The exercise
Output all of the records exactly as written.
-- START Information given --
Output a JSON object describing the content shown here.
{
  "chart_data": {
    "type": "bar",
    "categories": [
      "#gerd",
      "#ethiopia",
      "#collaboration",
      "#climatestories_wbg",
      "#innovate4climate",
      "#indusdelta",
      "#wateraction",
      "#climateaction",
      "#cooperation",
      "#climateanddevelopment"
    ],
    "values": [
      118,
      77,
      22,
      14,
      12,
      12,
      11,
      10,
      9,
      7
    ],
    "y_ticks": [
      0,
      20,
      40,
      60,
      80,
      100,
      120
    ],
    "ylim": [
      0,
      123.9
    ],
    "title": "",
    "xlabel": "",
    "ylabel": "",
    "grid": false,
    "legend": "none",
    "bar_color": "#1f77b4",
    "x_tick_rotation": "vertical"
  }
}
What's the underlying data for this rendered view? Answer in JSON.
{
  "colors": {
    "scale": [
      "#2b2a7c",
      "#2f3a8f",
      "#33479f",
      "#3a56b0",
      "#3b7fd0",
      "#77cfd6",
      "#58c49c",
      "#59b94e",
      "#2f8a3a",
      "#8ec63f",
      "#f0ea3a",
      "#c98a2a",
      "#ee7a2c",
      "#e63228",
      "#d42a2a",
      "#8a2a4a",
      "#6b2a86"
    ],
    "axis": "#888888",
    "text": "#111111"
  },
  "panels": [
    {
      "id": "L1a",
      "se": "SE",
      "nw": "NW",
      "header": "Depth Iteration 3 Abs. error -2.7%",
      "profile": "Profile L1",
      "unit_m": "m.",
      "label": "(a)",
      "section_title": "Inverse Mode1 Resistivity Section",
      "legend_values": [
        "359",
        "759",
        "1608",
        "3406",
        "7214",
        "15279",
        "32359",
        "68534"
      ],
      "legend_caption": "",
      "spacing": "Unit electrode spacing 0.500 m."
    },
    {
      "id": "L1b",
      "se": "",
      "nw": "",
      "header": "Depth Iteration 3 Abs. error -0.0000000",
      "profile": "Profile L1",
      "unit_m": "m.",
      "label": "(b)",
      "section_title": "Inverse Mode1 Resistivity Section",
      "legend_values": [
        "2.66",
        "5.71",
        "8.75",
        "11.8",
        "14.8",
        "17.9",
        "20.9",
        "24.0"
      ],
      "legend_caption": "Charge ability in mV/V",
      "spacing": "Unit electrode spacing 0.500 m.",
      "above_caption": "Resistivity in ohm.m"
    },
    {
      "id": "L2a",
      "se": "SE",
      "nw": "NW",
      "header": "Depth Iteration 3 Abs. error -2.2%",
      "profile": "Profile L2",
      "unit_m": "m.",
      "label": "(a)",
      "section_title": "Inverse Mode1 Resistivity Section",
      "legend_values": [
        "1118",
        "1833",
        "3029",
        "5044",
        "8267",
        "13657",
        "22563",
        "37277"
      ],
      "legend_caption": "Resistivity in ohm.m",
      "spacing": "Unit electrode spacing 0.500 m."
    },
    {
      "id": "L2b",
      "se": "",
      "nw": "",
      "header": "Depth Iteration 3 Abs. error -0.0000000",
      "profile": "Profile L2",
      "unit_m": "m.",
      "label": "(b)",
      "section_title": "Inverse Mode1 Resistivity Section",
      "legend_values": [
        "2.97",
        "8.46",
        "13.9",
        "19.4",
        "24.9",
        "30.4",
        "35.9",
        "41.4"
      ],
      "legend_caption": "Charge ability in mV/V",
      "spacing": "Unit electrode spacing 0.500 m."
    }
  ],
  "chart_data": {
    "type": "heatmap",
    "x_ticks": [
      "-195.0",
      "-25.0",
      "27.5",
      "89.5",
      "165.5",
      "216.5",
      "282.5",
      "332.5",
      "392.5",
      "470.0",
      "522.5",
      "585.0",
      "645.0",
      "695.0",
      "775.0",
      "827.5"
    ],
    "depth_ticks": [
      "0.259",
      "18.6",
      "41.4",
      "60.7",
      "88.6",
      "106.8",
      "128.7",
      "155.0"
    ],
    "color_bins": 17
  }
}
-- END Information given --
Finished exercise
Output a JSON object describing the content shown here.
{
  "chart_data": {
    "type": "bar",
    "categories": [
      "#gerd",
      "#ethiopia",
      "#collaboration",
      "#climatestories_wbg",
      "#innovate4climate",
      "#indusdelta",
      "#wateraction",
      "#climateaction",
      "#cooperation",
      "#climateanddevelopment"
    ],
    "values": [
      118,
      77,
      22,
      14,
      12,
      12,
      11,
      10,
      9,
      7
    ],
    "y_ticks": [
      0,
      20,
      40,
      60,
      80,
      100,
      120
    ],
    "ylim": [
      0,
      123.9
    ],
    "title": "",
    "xlabel": "",
    "ylabel": "",
    "grid": false,
    "legend": "none",
    "bar_color": "#1f77b4",
    "x_tick_rotation": "vertical"
  }
}
What's the underlying data for this rendered view? Answer in JSON.
{
  "colors": {
    "scale": [
      "#2b2a7c",
      "#2f3a8f",
      "#33479f",
      "#3a56b0",
      "#3b7fd0",
      "#77cfd6",
      "#58c49c",
      "#59b94e",
      "#2f8a3a",
      "#8ec63f",
      "#f0ea3a",
      "#c98a2a",
      "#ee7a2c",
      "#e63228",
      "#d42a2a",
      "#8a2a4a",
      "#6b2a86"
    ],
    "axis": "#888888",
    "text": "#111111"
  },
  "panels": [
    {
      "id": "L1a",
      "se": "SE",
      "nw": "NW",
      "header": "Depth Iteration 3 Abs. error -2.7%",
      "profile": "Profile L1",
      "unit_m": "m.",
      "label": "(a)",
      "section_title": "Inverse Mode1 Resistivity Section",
      "legend_values": [
        "359",
        "759",
        "1608",
        "3406",
        "7214",
        "15279",
        "32359",
        "68534"
      ],
      "legend_caption": "",
      "spacing": "Unit electrode spacing 0.500 m."
    },
    {
      "id": "L1b",
      "se": "",
      "nw": "",
      "header": "Depth Iteration 3 Abs. error -0.0000000",
      "profile": "Profile L1",
      "unit_m": "m.",
      "label": "(b)",
      "section_title": "Inverse Mode1 Resistivity Section",
      "legend_values": [
        "2.66",
        "5.71",
        "8.75",
        "11.8",
        "14.8",
        "17.9",
        "20.9",
        "24.0"
      ],
      "legend_caption": "Charge ability in mV/V",
      "spacing": "Unit electrode spacing 0.500 m.",
      "above_caption": "Resistivity in ohm.m"
    },
    {
      "id": "L2a",
      "se": "SE",
      "nw": "NW",
      "header": "Depth Iteration 3 Abs. error -2.2%",
      "profile": "Profile L2",
      "unit_m": "m.",
      "label": "(a)",
      "section_title": "Inverse Mode1 Resistivity Section",
      "legend_values": [
        "1118",
        "1833",
        "3029",
        "5044",
        "8267",
        "13657",
        "22563",
        "37277"
      ],
      "legend_caption": "Resistivity in ohm.m",
      "spacing": "Unit electrode spacing 0.500 m."
    },
    {
      "id": "L2b",
      "se": "",
      "nw": "",
      "header": "Depth Iteration 3 Abs. error -0.0000000",
      "profile": "Profile L2",
      "unit_m": "m.",
      "label": "(b)",
      "section_title": "Inverse Mode1 Resistivity Section",
      "legend_values": [
        "2.97",
        "8.46",
        "13.9",
        "19.4",
        "24.9",
        "30.4",
        "35.9",
        "41.4"
      ],
      "legend_caption": "Charge ability in mV/V",
      "spacing": "Unit electrode spacing 0.500 m."
    }
  ],
  "chart_data": {
    "type": "heatmap",
    "x_ticks": [
      "-195.0",
      "-25.0",
      "27.5",
      "89.5",
      "165.5",
      "216.5",
      "282.5",
      "332.5",
      "392.5",
      "470.0",
      "522.5",
      "585.0",
      "645.0",
      "695.0",
      "775.0",
      "827.5"
    ],
    "depth_ticks": [
      "0.259",
      "18.6",
      "41.4",
      "60.7",
      "88.6",
      "106.8",
      "128.7",
      "155.0"
    ],
    "color_bins": 17
  }
}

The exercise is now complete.